* Short task *
Copy out all lines where "image" appears.

* Provided entries *
— Start —
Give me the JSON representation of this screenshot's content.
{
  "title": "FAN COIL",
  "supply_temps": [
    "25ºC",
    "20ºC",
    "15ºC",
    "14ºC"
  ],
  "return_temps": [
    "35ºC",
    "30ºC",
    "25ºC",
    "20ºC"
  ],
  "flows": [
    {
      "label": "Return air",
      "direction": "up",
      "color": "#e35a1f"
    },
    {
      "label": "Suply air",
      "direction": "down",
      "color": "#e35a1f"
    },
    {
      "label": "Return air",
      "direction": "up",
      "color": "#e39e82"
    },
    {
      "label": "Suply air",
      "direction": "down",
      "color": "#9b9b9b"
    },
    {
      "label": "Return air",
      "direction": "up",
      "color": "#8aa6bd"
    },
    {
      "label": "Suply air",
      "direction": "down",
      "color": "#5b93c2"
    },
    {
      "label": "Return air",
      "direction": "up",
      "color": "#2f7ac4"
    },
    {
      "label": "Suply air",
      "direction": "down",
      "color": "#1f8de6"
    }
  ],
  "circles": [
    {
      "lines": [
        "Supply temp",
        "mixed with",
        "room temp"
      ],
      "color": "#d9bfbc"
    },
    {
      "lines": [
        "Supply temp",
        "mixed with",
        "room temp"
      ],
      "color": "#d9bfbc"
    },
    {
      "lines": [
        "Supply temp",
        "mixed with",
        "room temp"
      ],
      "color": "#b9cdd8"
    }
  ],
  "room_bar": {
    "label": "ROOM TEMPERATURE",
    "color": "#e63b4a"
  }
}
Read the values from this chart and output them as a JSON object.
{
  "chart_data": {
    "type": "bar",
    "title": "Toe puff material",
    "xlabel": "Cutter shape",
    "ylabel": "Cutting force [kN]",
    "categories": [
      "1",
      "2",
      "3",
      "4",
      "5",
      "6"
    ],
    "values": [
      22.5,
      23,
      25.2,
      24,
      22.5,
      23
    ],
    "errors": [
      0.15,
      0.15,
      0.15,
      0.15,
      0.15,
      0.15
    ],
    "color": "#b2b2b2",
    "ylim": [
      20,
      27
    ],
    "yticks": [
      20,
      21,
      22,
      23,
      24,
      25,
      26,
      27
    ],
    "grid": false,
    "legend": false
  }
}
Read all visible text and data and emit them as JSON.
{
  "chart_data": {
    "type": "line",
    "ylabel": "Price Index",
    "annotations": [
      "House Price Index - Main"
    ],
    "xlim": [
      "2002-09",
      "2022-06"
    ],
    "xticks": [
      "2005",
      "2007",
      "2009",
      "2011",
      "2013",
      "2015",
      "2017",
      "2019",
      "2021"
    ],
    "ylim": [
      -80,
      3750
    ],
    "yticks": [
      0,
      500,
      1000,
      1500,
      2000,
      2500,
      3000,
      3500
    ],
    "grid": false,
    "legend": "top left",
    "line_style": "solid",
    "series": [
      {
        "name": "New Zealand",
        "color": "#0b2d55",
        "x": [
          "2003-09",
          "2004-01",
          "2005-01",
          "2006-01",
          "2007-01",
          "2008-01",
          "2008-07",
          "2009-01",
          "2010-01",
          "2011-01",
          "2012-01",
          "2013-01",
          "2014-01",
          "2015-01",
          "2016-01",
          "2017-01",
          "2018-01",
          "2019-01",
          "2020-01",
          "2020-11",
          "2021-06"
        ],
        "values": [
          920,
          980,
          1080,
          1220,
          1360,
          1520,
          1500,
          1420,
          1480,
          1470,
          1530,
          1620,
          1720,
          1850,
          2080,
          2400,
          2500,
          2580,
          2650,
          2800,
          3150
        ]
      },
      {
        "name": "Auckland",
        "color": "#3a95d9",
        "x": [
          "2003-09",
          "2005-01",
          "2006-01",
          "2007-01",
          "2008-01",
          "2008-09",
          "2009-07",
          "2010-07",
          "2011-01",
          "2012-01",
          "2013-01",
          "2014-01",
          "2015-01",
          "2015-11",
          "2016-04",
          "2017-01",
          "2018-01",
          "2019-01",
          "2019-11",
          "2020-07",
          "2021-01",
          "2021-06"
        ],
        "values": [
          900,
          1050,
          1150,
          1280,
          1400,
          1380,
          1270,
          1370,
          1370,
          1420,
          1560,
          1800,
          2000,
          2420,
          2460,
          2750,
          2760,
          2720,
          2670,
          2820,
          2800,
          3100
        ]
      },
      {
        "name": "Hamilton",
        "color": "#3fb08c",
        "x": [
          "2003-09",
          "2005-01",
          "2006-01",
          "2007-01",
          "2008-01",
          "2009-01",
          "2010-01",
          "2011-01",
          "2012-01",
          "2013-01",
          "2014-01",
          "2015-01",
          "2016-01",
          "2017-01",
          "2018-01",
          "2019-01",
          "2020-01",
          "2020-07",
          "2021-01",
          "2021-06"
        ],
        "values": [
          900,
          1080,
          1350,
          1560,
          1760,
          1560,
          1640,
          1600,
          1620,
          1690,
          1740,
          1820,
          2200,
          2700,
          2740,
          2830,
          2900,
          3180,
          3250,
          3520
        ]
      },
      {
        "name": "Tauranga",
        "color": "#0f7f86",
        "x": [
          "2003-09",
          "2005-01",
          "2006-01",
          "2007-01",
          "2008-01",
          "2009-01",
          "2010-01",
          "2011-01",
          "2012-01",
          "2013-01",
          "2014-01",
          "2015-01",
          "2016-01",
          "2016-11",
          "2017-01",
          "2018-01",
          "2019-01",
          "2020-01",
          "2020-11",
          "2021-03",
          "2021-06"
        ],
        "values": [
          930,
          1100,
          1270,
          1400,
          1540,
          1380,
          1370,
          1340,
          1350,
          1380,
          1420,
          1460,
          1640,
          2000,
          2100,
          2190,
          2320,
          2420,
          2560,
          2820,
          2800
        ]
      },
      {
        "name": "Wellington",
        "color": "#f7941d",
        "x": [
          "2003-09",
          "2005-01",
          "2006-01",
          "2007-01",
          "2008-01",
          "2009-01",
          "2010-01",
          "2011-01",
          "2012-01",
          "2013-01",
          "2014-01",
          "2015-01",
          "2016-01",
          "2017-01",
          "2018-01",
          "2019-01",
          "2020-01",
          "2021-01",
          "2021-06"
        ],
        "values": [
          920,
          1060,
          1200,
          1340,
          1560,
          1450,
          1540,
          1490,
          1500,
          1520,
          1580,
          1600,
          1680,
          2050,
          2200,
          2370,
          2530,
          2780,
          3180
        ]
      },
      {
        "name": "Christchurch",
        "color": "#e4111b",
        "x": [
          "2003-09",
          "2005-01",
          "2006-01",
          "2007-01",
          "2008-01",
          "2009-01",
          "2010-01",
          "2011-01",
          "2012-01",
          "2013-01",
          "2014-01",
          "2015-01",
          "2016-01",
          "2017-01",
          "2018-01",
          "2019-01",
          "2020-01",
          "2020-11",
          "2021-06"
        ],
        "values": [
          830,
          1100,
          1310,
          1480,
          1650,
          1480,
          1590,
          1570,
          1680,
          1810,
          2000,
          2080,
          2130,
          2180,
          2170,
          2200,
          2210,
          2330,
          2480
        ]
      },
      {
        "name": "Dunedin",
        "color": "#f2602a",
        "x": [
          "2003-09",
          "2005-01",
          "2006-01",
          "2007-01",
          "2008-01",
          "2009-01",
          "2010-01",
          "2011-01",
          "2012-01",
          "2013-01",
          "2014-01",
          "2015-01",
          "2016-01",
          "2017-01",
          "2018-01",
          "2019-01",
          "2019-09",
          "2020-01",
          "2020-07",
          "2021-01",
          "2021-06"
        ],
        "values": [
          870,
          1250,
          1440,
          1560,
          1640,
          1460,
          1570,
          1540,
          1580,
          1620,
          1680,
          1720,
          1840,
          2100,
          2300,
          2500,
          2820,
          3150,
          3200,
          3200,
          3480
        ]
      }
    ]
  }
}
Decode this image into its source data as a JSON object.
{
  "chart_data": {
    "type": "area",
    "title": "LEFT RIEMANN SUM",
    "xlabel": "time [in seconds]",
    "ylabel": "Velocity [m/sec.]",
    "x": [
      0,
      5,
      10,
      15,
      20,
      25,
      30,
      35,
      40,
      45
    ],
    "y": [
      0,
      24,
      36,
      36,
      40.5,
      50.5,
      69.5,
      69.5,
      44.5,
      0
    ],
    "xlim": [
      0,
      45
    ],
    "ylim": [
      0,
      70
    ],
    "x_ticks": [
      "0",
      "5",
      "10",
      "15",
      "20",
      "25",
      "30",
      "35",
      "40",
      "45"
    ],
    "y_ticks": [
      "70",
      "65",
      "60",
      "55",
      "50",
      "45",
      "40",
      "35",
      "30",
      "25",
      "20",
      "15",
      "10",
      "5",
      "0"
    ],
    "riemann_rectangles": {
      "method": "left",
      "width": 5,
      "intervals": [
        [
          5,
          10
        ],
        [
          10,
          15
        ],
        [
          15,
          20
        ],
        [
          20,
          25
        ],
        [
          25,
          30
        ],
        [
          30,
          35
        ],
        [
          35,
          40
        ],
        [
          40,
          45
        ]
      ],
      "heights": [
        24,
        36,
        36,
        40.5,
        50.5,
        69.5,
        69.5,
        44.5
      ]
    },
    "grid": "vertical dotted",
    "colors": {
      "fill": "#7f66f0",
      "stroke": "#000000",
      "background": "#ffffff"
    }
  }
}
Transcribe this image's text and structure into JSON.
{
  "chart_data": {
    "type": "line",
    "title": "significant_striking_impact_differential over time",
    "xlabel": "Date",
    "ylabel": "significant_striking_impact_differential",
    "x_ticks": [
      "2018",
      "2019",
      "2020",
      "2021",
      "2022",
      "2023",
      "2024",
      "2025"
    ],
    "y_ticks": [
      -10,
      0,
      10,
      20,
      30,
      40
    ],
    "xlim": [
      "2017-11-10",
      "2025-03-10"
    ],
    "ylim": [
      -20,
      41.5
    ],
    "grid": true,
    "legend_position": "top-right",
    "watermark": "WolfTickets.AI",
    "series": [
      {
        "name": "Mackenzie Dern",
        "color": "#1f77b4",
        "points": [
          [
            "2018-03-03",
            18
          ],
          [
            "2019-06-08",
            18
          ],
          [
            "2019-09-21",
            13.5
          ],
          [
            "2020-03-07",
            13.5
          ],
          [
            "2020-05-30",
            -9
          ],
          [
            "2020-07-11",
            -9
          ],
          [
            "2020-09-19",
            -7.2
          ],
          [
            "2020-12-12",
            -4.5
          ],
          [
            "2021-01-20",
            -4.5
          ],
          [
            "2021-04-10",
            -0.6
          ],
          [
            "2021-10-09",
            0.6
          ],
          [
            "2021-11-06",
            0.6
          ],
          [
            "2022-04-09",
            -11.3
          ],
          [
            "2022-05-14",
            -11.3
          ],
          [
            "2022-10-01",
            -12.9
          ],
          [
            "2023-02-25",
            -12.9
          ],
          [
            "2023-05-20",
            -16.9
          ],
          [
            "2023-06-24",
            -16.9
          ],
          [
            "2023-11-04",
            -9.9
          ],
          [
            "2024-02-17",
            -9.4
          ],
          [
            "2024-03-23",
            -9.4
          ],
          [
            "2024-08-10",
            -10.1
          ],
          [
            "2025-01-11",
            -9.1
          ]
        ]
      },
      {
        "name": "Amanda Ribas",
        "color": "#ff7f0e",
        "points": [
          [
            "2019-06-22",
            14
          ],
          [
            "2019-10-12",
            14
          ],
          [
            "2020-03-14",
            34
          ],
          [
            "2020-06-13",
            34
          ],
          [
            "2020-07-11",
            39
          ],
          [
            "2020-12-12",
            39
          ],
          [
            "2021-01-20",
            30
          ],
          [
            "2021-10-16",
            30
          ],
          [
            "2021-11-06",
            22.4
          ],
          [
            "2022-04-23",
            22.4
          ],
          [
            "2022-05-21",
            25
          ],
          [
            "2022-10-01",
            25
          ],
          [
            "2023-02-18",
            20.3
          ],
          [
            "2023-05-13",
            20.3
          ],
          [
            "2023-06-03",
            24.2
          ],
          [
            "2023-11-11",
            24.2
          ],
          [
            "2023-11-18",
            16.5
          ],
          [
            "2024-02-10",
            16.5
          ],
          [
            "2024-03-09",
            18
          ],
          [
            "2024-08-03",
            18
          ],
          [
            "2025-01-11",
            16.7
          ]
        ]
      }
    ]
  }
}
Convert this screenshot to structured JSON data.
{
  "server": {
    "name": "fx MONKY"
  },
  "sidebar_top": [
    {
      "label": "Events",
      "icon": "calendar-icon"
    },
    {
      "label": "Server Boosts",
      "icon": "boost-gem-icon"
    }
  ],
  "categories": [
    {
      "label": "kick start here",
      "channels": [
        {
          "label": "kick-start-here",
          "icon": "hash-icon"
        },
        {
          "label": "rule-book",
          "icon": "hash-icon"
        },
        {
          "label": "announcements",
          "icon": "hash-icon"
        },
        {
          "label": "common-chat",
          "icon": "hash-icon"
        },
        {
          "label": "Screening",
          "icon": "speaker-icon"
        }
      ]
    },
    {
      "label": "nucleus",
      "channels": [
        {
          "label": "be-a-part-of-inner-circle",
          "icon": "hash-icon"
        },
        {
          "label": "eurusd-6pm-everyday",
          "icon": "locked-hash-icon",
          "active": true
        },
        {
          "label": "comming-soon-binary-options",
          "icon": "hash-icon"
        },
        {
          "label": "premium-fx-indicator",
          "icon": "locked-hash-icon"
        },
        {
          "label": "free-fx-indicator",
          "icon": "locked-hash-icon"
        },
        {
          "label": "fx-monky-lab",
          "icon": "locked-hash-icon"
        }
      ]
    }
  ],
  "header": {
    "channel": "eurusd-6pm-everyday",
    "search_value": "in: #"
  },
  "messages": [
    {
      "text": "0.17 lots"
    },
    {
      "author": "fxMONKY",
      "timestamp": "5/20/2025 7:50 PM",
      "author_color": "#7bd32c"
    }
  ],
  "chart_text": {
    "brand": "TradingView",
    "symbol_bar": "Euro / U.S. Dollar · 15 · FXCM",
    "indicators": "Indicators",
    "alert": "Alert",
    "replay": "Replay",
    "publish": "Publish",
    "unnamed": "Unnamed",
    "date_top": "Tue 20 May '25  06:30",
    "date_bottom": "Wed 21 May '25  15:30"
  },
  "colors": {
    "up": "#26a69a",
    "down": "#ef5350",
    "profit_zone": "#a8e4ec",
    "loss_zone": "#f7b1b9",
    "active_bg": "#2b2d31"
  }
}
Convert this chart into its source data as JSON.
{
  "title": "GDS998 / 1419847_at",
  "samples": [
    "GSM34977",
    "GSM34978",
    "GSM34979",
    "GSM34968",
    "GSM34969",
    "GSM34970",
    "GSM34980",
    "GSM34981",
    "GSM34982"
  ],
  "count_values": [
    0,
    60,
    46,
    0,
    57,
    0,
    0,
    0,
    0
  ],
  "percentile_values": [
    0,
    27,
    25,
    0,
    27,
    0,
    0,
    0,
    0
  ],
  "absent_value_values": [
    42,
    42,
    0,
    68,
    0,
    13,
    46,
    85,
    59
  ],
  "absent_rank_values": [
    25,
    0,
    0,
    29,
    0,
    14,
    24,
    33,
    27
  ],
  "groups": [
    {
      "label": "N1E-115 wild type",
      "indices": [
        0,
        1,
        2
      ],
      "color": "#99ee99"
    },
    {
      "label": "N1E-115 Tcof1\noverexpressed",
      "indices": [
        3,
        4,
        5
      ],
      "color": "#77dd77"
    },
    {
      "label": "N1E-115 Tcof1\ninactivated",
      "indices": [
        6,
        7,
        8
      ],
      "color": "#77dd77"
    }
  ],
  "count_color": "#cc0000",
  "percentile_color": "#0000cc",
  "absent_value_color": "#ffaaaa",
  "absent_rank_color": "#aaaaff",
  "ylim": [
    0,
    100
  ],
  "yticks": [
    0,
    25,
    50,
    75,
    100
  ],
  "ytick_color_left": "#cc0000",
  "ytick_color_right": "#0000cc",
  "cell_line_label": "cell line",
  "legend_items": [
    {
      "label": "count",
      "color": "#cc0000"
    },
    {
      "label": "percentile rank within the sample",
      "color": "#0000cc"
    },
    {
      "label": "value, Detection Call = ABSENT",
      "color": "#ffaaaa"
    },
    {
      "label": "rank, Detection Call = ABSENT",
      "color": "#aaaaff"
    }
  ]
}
— End —
* Response below *
Decode this image into its source data as a JSON object.
Transcribe this image's text and structure into JSON.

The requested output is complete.